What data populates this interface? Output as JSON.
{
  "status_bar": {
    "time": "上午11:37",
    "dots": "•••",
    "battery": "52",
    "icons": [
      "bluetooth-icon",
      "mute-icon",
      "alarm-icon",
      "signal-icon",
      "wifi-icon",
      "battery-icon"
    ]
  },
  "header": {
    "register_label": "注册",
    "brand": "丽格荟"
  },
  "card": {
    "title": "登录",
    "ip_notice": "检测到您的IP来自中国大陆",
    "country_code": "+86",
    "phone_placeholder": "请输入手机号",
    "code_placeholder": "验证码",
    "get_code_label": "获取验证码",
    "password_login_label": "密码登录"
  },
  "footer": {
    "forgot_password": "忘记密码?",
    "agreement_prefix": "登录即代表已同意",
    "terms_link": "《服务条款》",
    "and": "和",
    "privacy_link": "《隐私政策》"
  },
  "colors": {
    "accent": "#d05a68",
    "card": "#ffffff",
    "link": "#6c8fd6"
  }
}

============================================================

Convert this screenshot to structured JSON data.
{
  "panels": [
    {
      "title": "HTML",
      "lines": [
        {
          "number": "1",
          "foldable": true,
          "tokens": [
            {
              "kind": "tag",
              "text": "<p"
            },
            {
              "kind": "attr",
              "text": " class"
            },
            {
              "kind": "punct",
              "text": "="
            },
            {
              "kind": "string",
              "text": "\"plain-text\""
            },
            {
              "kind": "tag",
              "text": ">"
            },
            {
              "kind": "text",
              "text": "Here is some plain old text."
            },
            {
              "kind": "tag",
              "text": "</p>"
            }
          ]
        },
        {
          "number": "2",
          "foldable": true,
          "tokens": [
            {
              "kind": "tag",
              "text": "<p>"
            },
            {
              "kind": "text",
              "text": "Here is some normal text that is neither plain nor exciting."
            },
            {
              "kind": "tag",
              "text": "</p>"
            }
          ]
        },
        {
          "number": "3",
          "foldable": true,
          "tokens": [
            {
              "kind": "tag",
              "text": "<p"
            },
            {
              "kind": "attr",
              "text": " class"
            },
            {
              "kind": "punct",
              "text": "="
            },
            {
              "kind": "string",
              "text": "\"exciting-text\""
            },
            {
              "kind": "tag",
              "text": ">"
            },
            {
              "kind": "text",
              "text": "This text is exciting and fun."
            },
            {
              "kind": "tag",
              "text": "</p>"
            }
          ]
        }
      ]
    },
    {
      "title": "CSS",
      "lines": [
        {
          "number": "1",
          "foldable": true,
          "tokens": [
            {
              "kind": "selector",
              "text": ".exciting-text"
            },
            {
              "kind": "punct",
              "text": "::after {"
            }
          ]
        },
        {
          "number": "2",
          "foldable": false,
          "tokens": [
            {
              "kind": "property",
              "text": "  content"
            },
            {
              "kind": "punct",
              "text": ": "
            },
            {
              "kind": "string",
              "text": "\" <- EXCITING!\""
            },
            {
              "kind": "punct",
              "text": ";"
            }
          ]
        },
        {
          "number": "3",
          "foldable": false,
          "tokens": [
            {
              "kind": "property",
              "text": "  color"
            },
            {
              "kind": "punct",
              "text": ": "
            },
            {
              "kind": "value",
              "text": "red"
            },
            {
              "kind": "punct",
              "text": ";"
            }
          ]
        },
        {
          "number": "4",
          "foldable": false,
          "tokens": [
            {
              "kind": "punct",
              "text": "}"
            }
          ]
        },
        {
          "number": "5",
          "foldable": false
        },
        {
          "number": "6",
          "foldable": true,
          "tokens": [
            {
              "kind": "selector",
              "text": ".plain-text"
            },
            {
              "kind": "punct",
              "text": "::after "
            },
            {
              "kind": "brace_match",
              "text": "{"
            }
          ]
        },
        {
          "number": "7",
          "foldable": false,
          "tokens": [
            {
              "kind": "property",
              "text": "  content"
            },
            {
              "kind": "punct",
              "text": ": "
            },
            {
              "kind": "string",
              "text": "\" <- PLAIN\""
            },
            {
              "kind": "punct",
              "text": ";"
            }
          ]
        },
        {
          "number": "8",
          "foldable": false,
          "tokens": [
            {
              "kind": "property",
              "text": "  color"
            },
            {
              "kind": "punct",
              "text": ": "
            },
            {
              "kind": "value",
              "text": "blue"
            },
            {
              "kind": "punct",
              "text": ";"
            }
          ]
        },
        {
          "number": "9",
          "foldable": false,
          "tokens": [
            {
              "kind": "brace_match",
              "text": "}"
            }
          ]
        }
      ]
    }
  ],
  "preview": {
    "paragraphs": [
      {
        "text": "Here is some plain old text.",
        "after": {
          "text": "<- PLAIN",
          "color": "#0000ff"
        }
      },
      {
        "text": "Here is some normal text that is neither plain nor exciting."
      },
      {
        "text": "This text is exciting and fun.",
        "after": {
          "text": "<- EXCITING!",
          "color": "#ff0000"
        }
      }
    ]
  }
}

============================================================

__Short task__. Pull out every line holding "number" from the records above, and copy it.

__Task output__.
          "number": "1",
          "number": "2",
          "number": "3",
          "number": "1",
          "number": "2",
          "number": "3",
          "number": "4",
          "number": "5",
          "number": "6",
          "number": "7",
          "number": "8",
          "number": "9",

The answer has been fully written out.